-- To do --
Where the string "ylabel" occurs in the material below, report the whole line.

--- Begin ---

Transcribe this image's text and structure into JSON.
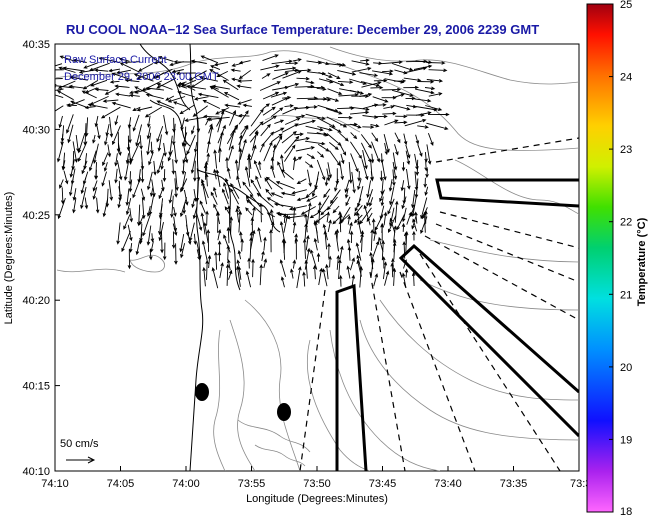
{
  "title": "RU COOL  NOAA−12  Sea Surface Temperature:  December 29, 2006 2239 GMT",
  "legend": {
    "line1": "Raw Surface Current",
    "line2": "December 29, 2006 23:00 GMT"
  },
  "axes": {
    "xlabel": "Longitude (Degrees:Minutes)",
    "ylabel": "Latitude (Degrees:Minutes)",
    "xticks": [
      "74:10",
      "74:05",
      "74:00",
      "73:55",
      "73:50",
      "73:45",
      "73:40",
      "73:35",
      "73:3"
    ],
    "yticks": [
      "40:35",
      "40:30",
      "40:25",
      "40:20",
      "40:15",
      "40:10"
    ]
  },
  "colorbar": {
    "title": "Temperature (°C)",
    "ticks": [
      "25",
      "24",
      "23",
      "22",
      "21",
      "20",
      "19",
      "18"
    ]
  },
  "scale": {
    "label": "50 cm/s"
  },
  "colors": {
    "title": "#1a1aa6",
    "coast": "#000000",
    "bathymetry": "#8a8a8a",
    "arrows": "#000000"
  }
}
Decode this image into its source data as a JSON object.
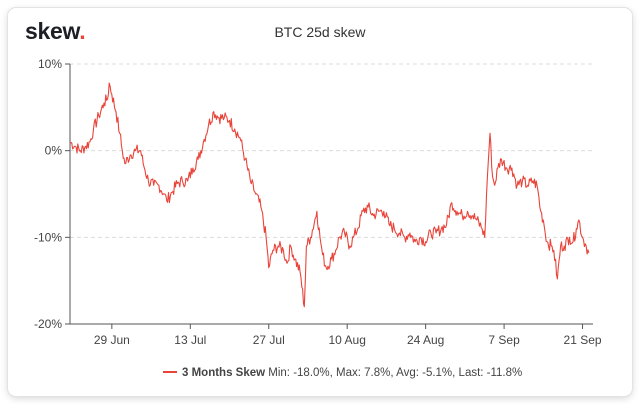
{
  "brand": {
    "name": "skew",
    "dot": "."
  },
  "chart_data": {
    "type": "line",
    "title": "BTC 25d skew",
    "xlabel": "",
    "ylabel": "",
    "ylim": [
      -20,
      10
    ],
    "y_ticks": [
      {
        "value": 10,
        "label": "10%"
      },
      {
        "value": 0,
        "label": "0%"
      },
      {
        "value": -10,
        "label": "-10%"
      },
      {
        "value": -20,
        "label": "-20%"
      }
    ],
    "x_range": [
      0,
      100
    ],
    "x_ticks": [
      {
        "value": 8,
        "label": "29 Jun"
      },
      {
        "value": 23,
        "label": "13 Jul"
      },
      {
        "value": 38,
        "label": "27 Jul"
      },
      {
        "value": 53,
        "label": "10 Aug"
      },
      {
        "value": 68,
        "label": "24 Aug"
      },
      {
        "value": 83,
        "label": "7 Sep"
      },
      {
        "value": 98,
        "label": "21 Sep"
      }
    ],
    "grid": true,
    "legend": "bottom-center",
    "series": [
      {
        "name": "3 Months Skew",
        "color": "#e8443a",
        "stats": "Min: -18.0%, Max: 7.8%, Avg: -5.1%, Last: -11.8%",
        "points": [
          [
            0,
            1
          ],
          [
            1,
            0.5
          ],
          [
            2,
            0
          ],
          [
            3,
            0.5
          ],
          [
            3.8,
            1
          ],
          [
            4.5,
            2.5
          ],
          [
            5.5,
            4
          ],
          [
            6.5,
            5.5
          ],
          [
            7.2,
            6
          ],
          [
            7.5,
            7.8
          ],
          [
            8,
            6.5
          ],
          [
            8.8,
            4.5
          ],
          [
            9.5,
            2
          ],
          [
            10,
            0
          ],
          [
            10.5,
            -1.5
          ],
          [
            11.5,
            -0.5
          ],
          [
            12.5,
            0
          ],
          [
            13.5,
            0
          ],
          [
            14,
            -1.5
          ],
          [
            15,
            -3.5
          ],
          [
            16,
            -4
          ],
          [
            17,
            -4
          ],
          [
            18,
            -5
          ],
          [
            18.5,
            -5.8
          ],
          [
            19.5,
            -4.8
          ],
          [
            20.5,
            -3.8
          ],
          [
            21.5,
            -3.5
          ],
          [
            22.5,
            -3.5
          ],
          [
            23.5,
            -2
          ],
          [
            24.5,
            -1
          ],
          [
            25.5,
            1
          ],
          [
            26.5,
            3
          ],
          [
            27.5,
            4.5
          ],
          [
            28.5,
            3.8
          ],
          [
            29.5,
            3.8
          ],
          [
            30.5,
            3.5
          ],
          [
            31.5,
            2.5
          ],
          [
            32.5,
            1.5
          ],
          [
            33.5,
            -1
          ],
          [
            34.5,
            -3.5
          ],
          [
            35.5,
            -5
          ],
          [
            36.5,
            -6.5
          ],
          [
            37.5,
            -10
          ],
          [
            38,
            -13.5
          ],
          [
            38.8,
            -11.5
          ],
          [
            39.8,
            -11
          ],
          [
            40.8,
            -11.5
          ],
          [
            41.5,
            -13
          ],
          [
            42.2,
            -11
          ],
          [
            43,
            -12.5
          ],
          [
            44,
            -14
          ],
          [
            44.8,
            -18
          ],
          [
            45.2,
            -11
          ],
          [
            46,
            -10
          ],
          [
            47.2,
            -7
          ],
          [
            47.8,
            -10
          ],
          [
            48.3,
            -12
          ],
          [
            49,
            -13.5
          ],
          [
            50,
            -12.5
          ],
          [
            50.8,
            -11.5
          ],
          [
            51.5,
            -10
          ],
          [
            52.5,
            -9.5
          ],
          [
            53.5,
            -11
          ],
          [
            54.2,
            -10
          ],
          [
            55,
            -9
          ],
          [
            56,
            -7
          ],
          [
            57,
            -6.5
          ],
          [
            58,
            -7.5
          ],
          [
            59,
            -7
          ],
          [
            60,
            -7
          ],
          [
            61,
            -8.5
          ],
          [
            62,
            -9
          ],
          [
            63,
            -9.5
          ],
          [
            64,
            -10
          ],
          [
            65,
            -9.5
          ],
          [
            66,
            -10.5
          ],
          [
            67,
            -10
          ],
          [
            68,
            -10.5
          ],
          [
            69,
            -9.5
          ],
          [
            70,
            -9.5
          ],
          [
            71,
            -9
          ],
          [
            72,
            -8.5
          ],
          [
            73,
            -6
          ],
          [
            74,
            -7
          ],
          [
            75,
            -7.5
          ],
          [
            76,
            -7
          ],
          [
            77,
            -7.5
          ],
          [
            77.8,
            -8
          ],
          [
            78.8,
            -9
          ],
          [
            79.3,
            -10
          ],
          [
            79.8,
            -3
          ],
          [
            80.3,
            2
          ],
          [
            80.8,
            -3
          ],
          [
            81.2,
            -4
          ],
          [
            81.8,
            -2
          ],
          [
            82.5,
            -1
          ],
          [
            83.5,
            -2
          ],
          [
            84.5,
            -2
          ],
          [
            85.5,
            -4
          ],
          [
            86.5,
            -3.5
          ],
          [
            87.5,
            -4
          ],
          [
            88.5,
            -3.5
          ],
          [
            89.3,
            -4
          ],
          [
            90,
            -7
          ],
          [
            90.5,
            -8
          ],
          [
            91.2,
            -10.5
          ],
          [
            92,
            -11
          ],
          [
            92.5,
            -11.5
          ],
          [
            93.2,
            -14.8
          ],
          [
            93.8,
            -11
          ],
          [
            94.5,
            -11
          ],
          [
            95.5,
            -10
          ],
          [
            96.2,
            -10.5
          ],
          [
            96.8,
            -9
          ],
          [
            97.3,
            -8
          ],
          [
            98,
            -10
          ],
          [
            98.7,
            -11
          ],
          [
            99.2,
            -11.8
          ]
        ]
      }
    ]
  }
}
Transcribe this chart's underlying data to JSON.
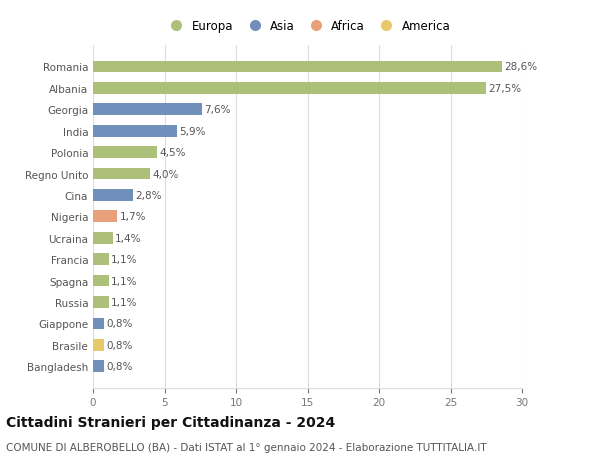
{
  "categories": [
    "Bangladesh",
    "Brasile",
    "Giappone",
    "Russia",
    "Spagna",
    "Francia",
    "Ucraina",
    "Nigeria",
    "Cina",
    "Regno Unito",
    "Polonia",
    "India",
    "Georgia",
    "Albania",
    "Romania"
  ],
  "values": [
    0.8,
    0.8,
    0.8,
    1.1,
    1.1,
    1.1,
    1.4,
    1.7,
    2.8,
    4.0,
    4.5,
    5.9,
    7.6,
    27.5,
    28.6
  ],
  "labels": [
    "0,8%",
    "0,8%",
    "0,8%",
    "1,1%",
    "1,1%",
    "1,1%",
    "1,4%",
    "1,7%",
    "2,8%",
    "4,0%",
    "4,5%",
    "5,9%",
    "7,6%",
    "27,5%",
    "28,6%"
  ],
  "colors": [
    "#7090bb",
    "#e8c96a",
    "#7090bb",
    "#adc07a",
    "#adc07a",
    "#adc07a",
    "#adc07a",
    "#e8a07a",
    "#7090bb",
    "#adc07a",
    "#adc07a",
    "#7090bb",
    "#7090bb",
    "#adc07a",
    "#adc07a"
  ],
  "legend_labels": [
    "Europa",
    "Asia",
    "Africa",
    "America"
  ],
  "legend_colors": [
    "#adc07a",
    "#7090bb",
    "#e8a07a",
    "#e8c96a"
  ],
  "title": "Cittadini Stranieri per Cittadinanza - 2024",
  "subtitle": "COMUNE DI ALBEROBELLO (BA) - Dati ISTAT al 1° gennaio 2024 - Elaborazione TUTTITALIA.IT",
  "xlim": [
    0,
    30
  ],
  "xticks": [
    0,
    5,
    10,
    15,
    20,
    25,
    30
  ],
  "background_color": "#ffffff",
  "bar_height": 0.55,
  "grid_color": "#dddddd",
  "title_fontsize": 10,
  "subtitle_fontsize": 7.5,
  "label_fontsize": 7.5,
  "tick_fontsize": 7.5,
  "legend_fontsize": 8.5
}
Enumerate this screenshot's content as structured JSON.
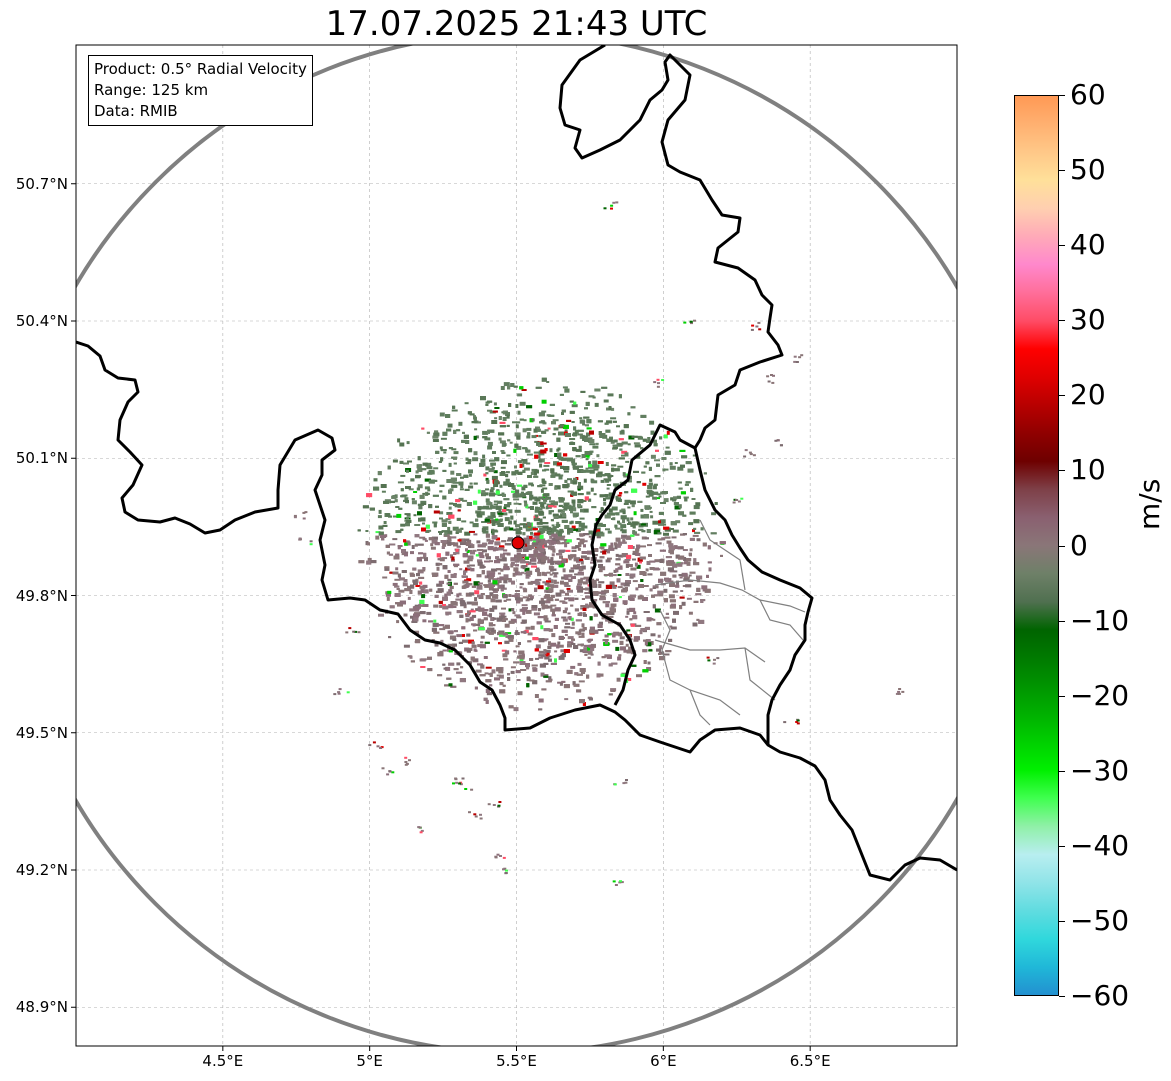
{
  "title": "17.07.2025 21:43 UTC",
  "info_box": {
    "line1": "Product: 0.5° Radial Velocity",
    "line2": "Range: 125 km",
    "line3": "Data: RMIB"
  },
  "map": {
    "lon_range": [
      4.0,
      7.0
    ],
    "lat_range": [
      48.8,
      50.98
    ],
    "lat_ticks": [
      {
        "value": 50.7,
        "label": "50.7°N"
      },
      {
        "value": 50.4,
        "label": "50.4°N"
      },
      {
        "value": 50.1,
        "label": "50.1°N"
      },
      {
        "value": 49.8,
        "label": "49.8°N"
      },
      {
        "value": 49.5,
        "label": "49.5°N"
      },
      {
        "value": 49.2,
        "label": "49.2°N"
      },
      {
        "value": 48.9,
        "label": "48.9°N"
      }
    ],
    "lon_ticks": [
      {
        "value": 4.5,
        "label": "4.5°E"
      },
      {
        "value": 5.0,
        "label": "5°E"
      },
      {
        "value": 5.5,
        "label": "5.5°E"
      },
      {
        "value": 6.0,
        "label": "6°E"
      },
      {
        "value": 6.5,
        "label": "6.5°E"
      }
    ],
    "radar_site": {
      "lon": 5.505,
      "lat": 49.915
    },
    "range_km": 125,
    "colors": {
      "border": "#000000",
      "range_ring": "#808080",
      "admin_lines": "#808080",
      "grid": "#b0b0b0",
      "site_marker": "#e00000"
    }
  },
  "colorbar": {
    "unit": "m/s",
    "min": -60,
    "max": 60,
    "tick_labels": [
      "60",
      "50",
      "40",
      "30",
      "20",
      "10",
      "0",
      "−10",
      "−20",
      "−30",
      "−40",
      "−50",
      "−60"
    ],
    "tick_values": [
      60,
      50,
      40,
      30,
      20,
      10,
      0,
      -10,
      -20,
      -30,
      -40,
      -50,
      -60
    ],
    "gradient_colors": [
      "#ff9955",
      "#ffb070",
      "#ffc888",
      "#ffe09a",
      "#ffcfb0",
      "#ffaab8",
      "#ff88cc",
      "#ff6e9a",
      "#ff4c66",
      "#ff0000",
      "#e00000",
      "#b80000",
      "#900000",
      "#6e0000",
      "#7e4048",
      "#8a6070",
      "#8a7678",
      "#6e8068",
      "#507050",
      "#006400",
      "#007a00",
      "#009400",
      "#00b000",
      "#00d000",
      "#00f000",
      "#40ff50",
      "#90f0a8",
      "#b8eef0",
      "#90e4e8",
      "#60dce0",
      "#30d8dc",
      "#20b8d8",
      "#2290d0"
    ]
  }
}
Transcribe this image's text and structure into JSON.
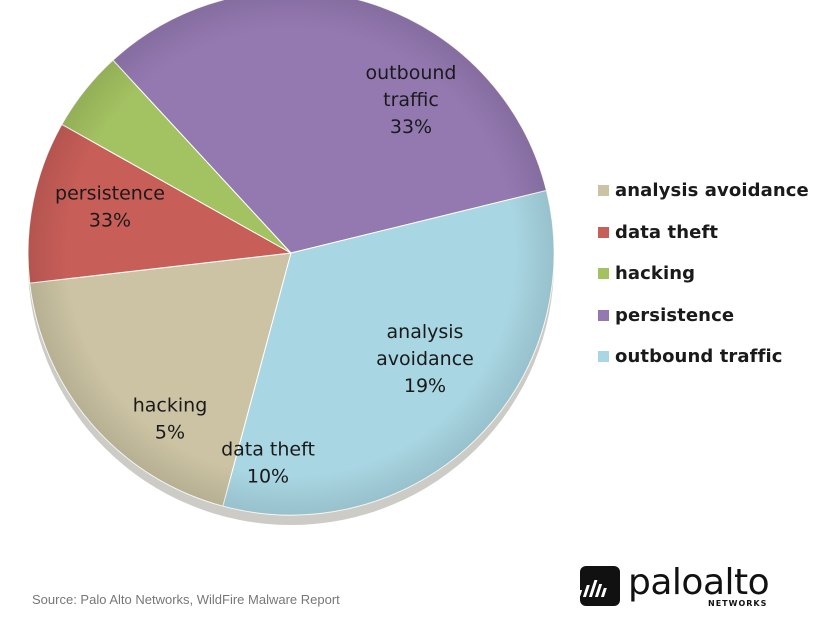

--- End ---

-- Response for this exercise --
    "ylabel": "Latitude (Degrees:Minutes)",
    "ylabel": "",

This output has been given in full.